- What to work on
Of the lines in the entries, how many hold the word "this"? Give that number alone.

## Start

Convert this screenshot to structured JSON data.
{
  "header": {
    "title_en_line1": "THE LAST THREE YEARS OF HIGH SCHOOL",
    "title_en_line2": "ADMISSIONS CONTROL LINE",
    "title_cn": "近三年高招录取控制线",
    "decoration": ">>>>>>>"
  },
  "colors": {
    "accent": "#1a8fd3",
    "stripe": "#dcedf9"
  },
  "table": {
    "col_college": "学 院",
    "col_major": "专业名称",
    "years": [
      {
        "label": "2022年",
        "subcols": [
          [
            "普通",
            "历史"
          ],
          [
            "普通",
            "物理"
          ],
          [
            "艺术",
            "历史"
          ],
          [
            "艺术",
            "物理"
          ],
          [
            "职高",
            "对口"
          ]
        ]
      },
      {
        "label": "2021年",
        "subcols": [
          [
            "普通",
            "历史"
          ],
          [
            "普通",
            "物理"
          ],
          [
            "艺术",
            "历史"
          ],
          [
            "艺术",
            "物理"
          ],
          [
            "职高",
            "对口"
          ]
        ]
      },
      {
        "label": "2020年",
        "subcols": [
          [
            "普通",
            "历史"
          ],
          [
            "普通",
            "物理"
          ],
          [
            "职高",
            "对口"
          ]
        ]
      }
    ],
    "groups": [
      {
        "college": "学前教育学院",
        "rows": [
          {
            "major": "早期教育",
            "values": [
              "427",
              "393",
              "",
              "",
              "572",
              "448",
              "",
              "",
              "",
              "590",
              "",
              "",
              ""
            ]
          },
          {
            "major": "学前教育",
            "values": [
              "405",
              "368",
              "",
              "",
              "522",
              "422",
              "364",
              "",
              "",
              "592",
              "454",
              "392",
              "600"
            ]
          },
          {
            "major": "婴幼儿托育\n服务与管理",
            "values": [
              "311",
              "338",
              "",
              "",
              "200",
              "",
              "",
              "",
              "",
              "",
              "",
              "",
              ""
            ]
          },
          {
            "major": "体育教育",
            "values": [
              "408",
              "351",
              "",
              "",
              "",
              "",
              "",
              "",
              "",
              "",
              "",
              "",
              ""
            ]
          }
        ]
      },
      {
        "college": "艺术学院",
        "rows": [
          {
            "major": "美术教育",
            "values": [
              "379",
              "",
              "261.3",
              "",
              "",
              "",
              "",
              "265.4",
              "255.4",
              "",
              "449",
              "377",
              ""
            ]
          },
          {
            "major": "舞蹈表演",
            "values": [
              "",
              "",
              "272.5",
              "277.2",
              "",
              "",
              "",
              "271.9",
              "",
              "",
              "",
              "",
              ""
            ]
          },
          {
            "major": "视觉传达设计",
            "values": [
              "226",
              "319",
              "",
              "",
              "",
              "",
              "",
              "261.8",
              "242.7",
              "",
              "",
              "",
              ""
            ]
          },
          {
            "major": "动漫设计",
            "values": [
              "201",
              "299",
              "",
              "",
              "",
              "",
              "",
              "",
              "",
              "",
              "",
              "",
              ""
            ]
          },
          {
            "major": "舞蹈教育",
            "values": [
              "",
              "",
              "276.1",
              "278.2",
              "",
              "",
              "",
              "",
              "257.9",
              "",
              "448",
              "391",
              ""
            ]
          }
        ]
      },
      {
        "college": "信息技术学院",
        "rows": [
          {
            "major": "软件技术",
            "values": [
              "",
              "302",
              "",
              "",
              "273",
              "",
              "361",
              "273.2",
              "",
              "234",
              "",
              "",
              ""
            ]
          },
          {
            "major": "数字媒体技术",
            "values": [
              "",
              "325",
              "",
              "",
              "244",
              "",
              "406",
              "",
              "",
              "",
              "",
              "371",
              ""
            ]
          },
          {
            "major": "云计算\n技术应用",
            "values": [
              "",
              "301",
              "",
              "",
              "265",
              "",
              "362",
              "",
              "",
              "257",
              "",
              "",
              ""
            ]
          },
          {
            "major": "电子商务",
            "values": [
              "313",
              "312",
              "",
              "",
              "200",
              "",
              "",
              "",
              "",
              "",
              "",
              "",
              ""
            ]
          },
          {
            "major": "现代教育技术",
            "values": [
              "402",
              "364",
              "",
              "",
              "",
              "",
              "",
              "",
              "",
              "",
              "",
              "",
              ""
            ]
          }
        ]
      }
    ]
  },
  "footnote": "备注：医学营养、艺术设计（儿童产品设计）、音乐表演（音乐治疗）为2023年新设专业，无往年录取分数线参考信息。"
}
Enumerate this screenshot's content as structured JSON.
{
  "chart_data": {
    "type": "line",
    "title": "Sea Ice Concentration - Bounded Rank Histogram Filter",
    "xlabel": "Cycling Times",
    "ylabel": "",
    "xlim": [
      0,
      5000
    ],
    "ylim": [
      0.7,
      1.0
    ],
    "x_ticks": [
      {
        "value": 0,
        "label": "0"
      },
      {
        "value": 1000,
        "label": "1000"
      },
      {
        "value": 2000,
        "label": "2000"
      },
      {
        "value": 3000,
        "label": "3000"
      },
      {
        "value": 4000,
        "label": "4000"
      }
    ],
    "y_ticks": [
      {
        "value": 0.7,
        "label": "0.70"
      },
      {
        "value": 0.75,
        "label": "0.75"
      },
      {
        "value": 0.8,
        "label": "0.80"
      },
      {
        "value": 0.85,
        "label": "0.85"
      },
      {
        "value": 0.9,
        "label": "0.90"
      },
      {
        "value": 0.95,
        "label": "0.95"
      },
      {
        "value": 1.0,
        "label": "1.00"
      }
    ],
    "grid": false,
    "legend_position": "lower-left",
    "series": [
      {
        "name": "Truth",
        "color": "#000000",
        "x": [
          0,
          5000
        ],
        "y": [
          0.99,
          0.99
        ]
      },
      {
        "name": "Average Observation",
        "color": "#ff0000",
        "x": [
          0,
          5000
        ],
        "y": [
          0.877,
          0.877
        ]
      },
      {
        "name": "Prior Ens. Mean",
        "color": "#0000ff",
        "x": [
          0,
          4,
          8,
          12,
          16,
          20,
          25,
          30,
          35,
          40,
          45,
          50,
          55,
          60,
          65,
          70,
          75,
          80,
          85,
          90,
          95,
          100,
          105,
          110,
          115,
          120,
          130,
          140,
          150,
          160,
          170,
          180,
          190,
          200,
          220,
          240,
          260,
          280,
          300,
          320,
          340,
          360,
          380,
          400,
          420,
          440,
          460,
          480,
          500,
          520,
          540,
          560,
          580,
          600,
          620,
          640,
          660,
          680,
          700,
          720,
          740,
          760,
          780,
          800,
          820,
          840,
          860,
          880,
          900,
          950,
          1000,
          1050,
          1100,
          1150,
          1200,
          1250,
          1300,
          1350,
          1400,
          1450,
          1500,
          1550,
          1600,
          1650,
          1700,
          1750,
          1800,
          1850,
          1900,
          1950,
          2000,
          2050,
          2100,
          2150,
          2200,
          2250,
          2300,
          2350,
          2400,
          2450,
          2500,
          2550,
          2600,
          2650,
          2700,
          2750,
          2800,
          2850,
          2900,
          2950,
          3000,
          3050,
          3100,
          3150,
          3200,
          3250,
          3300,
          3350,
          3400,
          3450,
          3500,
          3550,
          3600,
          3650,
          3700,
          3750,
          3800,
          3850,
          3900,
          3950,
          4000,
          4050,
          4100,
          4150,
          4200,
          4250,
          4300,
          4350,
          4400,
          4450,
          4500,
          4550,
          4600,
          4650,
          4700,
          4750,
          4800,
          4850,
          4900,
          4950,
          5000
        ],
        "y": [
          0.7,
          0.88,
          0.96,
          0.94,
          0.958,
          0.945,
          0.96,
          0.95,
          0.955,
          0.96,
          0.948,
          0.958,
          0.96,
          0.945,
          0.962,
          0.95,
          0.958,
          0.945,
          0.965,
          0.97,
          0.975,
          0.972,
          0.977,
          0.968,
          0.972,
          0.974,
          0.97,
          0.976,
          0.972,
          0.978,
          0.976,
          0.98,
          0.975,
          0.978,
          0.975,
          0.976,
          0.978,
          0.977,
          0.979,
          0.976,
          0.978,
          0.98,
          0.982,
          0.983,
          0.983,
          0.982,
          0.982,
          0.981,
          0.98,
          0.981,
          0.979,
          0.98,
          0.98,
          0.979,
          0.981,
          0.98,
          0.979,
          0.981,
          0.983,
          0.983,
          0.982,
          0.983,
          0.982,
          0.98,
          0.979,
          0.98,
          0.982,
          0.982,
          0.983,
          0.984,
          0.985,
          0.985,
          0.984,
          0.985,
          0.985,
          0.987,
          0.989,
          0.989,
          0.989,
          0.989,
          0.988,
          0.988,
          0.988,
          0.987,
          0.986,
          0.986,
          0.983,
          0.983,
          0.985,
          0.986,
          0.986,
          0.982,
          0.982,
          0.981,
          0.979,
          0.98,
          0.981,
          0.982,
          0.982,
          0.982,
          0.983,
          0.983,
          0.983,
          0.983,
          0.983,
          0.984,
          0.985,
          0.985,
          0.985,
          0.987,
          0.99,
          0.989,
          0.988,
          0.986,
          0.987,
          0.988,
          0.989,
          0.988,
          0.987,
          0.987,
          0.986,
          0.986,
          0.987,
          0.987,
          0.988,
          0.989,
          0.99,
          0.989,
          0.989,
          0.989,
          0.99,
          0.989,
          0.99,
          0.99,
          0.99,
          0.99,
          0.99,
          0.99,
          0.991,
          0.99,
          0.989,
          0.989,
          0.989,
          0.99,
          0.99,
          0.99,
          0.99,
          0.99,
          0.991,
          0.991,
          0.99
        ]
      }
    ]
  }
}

## End

- Result of the exercise
2